[SUPPLIED DATA]:
* Begin *
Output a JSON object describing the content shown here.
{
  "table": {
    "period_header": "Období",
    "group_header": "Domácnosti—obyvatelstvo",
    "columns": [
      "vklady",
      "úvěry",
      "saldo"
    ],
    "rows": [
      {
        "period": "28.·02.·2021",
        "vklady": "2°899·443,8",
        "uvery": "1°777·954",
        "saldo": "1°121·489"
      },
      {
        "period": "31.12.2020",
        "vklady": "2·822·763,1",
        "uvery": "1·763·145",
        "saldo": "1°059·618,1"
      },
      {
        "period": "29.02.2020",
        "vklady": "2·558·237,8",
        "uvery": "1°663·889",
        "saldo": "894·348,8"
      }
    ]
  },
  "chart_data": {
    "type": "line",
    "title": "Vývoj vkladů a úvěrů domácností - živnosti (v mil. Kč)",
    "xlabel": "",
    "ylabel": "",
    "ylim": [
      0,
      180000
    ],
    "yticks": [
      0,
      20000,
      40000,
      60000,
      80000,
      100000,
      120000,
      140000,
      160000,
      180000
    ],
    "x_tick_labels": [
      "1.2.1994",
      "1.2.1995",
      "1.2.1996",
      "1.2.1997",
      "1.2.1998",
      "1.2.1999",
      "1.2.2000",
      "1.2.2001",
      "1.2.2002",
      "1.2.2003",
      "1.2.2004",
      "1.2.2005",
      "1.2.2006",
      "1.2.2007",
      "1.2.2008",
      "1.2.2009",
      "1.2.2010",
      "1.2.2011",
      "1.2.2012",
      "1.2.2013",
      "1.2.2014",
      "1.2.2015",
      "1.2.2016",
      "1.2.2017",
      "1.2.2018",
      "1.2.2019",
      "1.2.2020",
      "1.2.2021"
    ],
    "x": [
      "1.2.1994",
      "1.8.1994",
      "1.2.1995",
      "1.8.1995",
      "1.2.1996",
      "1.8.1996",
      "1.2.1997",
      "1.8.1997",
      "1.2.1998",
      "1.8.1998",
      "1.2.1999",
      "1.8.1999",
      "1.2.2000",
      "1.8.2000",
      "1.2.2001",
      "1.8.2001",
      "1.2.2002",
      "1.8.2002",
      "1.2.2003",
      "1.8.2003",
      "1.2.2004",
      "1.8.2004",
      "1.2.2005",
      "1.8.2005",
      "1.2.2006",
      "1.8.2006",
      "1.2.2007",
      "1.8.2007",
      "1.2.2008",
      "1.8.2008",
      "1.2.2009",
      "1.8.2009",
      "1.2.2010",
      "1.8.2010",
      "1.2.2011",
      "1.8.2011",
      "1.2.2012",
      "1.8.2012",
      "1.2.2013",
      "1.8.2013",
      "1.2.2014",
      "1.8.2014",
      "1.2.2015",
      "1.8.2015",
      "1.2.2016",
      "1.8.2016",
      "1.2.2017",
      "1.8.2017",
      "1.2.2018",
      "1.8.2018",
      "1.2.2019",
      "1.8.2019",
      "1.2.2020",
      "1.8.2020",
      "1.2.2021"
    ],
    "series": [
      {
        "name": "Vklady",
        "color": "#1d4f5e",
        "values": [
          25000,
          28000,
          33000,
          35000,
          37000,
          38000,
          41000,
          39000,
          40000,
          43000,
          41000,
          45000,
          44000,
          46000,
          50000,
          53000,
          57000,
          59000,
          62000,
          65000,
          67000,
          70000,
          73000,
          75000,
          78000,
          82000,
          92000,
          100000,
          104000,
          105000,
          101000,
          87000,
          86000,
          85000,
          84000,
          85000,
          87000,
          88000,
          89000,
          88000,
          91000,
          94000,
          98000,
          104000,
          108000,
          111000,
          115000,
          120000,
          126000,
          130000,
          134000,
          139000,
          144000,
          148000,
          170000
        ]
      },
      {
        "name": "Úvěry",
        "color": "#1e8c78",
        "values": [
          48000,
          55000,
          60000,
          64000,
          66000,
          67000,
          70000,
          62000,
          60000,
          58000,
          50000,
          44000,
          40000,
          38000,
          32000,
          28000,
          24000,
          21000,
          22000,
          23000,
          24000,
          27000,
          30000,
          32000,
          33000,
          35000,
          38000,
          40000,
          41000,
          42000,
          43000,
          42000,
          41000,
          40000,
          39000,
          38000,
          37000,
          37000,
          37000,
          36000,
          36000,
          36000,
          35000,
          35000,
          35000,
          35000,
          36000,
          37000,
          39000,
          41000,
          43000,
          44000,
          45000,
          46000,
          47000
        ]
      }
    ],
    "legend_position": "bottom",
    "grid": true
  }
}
* End *
[DO THIS]:
Reproduce the data in full, exactly as presented.

[ANSWER TO THE EXERCISE]:
Output a JSON object describing the content shown here.
{
  "table": {
    "period_header": "Období",
    "group_header": "Domácnosti—obyvatelstvo",
    "columns": [
      "vklady",
      "úvěry",
      "saldo"
    ],
    "rows": [
      {
        "period": "28.·02.·2021",
        "vklady": "2°899·443,8",
        "uvery": "1°777·954",
        "saldo": "1°121·489"
      },
      {
        "period": "31.12.2020",
        "vklady": "2·822·763,1",
        "uvery": "1·763·145",
        "saldo": "1°059·618,1"
      },
      {
        "period": "29.02.2020",
        "vklady": "2·558·237,8",
        "uvery": "1°663·889",
        "saldo": "894·348,8"
      }
    ]
  },
  "chart_data": {
    "type": "line",
    "title": "Vývoj vkladů a úvěrů domácností - živnosti (v mil. Kč)",
    "xlabel": "",
    "ylabel": "",
    "ylim": [
      0,
      180000
    ],
    "yticks": [
      0,
      20000,
      40000,
      60000,
      80000,
      100000,
      120000,
      140000,
      160000,
      180000
    ],
    "x_tick_labels": [
      "1.2.1994",
      "1.2.1995",
      "1.2.1996",
      "1.2.1997",
      "1.2.1998",
      "1.2.1999",
      "1.2.2000",
      "1.2.2001",
      "1.2.2002",
      "1.2.2003",
      "1.2.2004",
      "1.2.2005",
      "1.2.2006",
      "1.2.2007",
      "1.2.2008",
      "1.2.2009",
      "1.2.2010",
      "1.2.2011",
      "1.2.2012",
      "1.2.2013",
      "1.2.2014",
      "1.2.2015",
      "1.2.2016",
      "1.2.2017",
      "1.2.2018",
      "1.2.2019",
      "1.2.2020",
      "1.2.2021"
    ],
    "x": [
      "1.2.1994",
      "1.8.1994",
      "1.2.1995",
      "1.8.1995",
      "1.2.1996",
      "1.8.1996",
      "1.2.1997",
      "1.8.1997",
      "1.2.1998",
      "1.8.1998",
      "1.2.1999",
      "1.8.1999",
      "1.2.2000",
      "1.8.2000",
      "1.2.2001",
      "1.8.2001",
      "1.2.2002",
      "1.8.2002",
      "1.2.2003",
      "1.8.2003",
      "1.2.2004",
      "1.8.2004",
      "1.2.2005",
      "1.8.2005",
      "1.2.2006",
      "1.8.2006",
      "1.2.2007",
      "1.8.2007",
      "1.2.2008",
      "1.8.2008",
      "1.2.2009",
      "1.8.2009",
      "1.2.2010",
      "1.8.2010",
      "1.2.2011",
      "1.8.2011",
      "1.2.2012",
      "1.8.2012",
      "1.2.2013",
      "1.8.2013",
      "1.2.2014",
      "1.8.2014",
      "1.2.2015",
      "1.8.2015",
      "1.2.2016",
      "1.8.2016",
      "1.2.2017",
      "1.8.2017",
      "1.2.2018",
      "1.8.2018",
      "1.2.2019",
      "1.8.2019",
      "1.2.2020",
      "1.8.2020",
      "1.2.2021"
    ],
    "series": [
      {
        "name": "Vklady",
        "color": "#1d4f5e",
        "values": [
          25000,
          28000,
          33000,
          35000,
          37000,
          38000,
          41000,
          39000,
          40000,
          43000,
          41000,
          45000,
          44000,
          46000,
          50000,
          53000,
          57000,
          59000,
          62000,
          65000,
          67000,
          70000,
          73000,
          75000,
          78000,
          82000,
          92000,
          100000,
          104000,
          105000,
          101000,
          87000,
          86000,
          85000,
          84000,
          85000,
          87000,
          88000,
          89000,
          88000,
          91000,
          94000,
          98000,
          104000,
          108000,
          111000,
          115000,
          120000,
          126000,
          130000,
          134000,
          139000,
          144000,
          148000,
          170000
        ]
      },
      {
        "name": "Úvěry",
        "color": "#1e8c78",
        "values": [
          48000,
          55000,
          60000,
          64000,
          66000,
          67000,
          70000,
          62000,
          60000,
          58000,
          50000,
          44000,
          40000,
          38000,
          32000,
          28000,
          24000,
          21000,
          22000,
          23000,
          24000,
          27000,
          30000,
          32000,
          33000,
          35000,
          38000,
          40000,
          41000,
          42000,
          43000,
          42000,
          41000,
          40000,
          39000,
          38000,
          37000,
          37000,
          37000,
          36000,
          36000,
          36000,
          35000,
          35000,
          35000,
          35000,
          36000,
          37000,
          39000,
          41000,
          43000,
          44000,
          45000,
          46000,
          47000
        ]
      }
    ],
    "legend_position": "bottom",
    "grid": true
  }
}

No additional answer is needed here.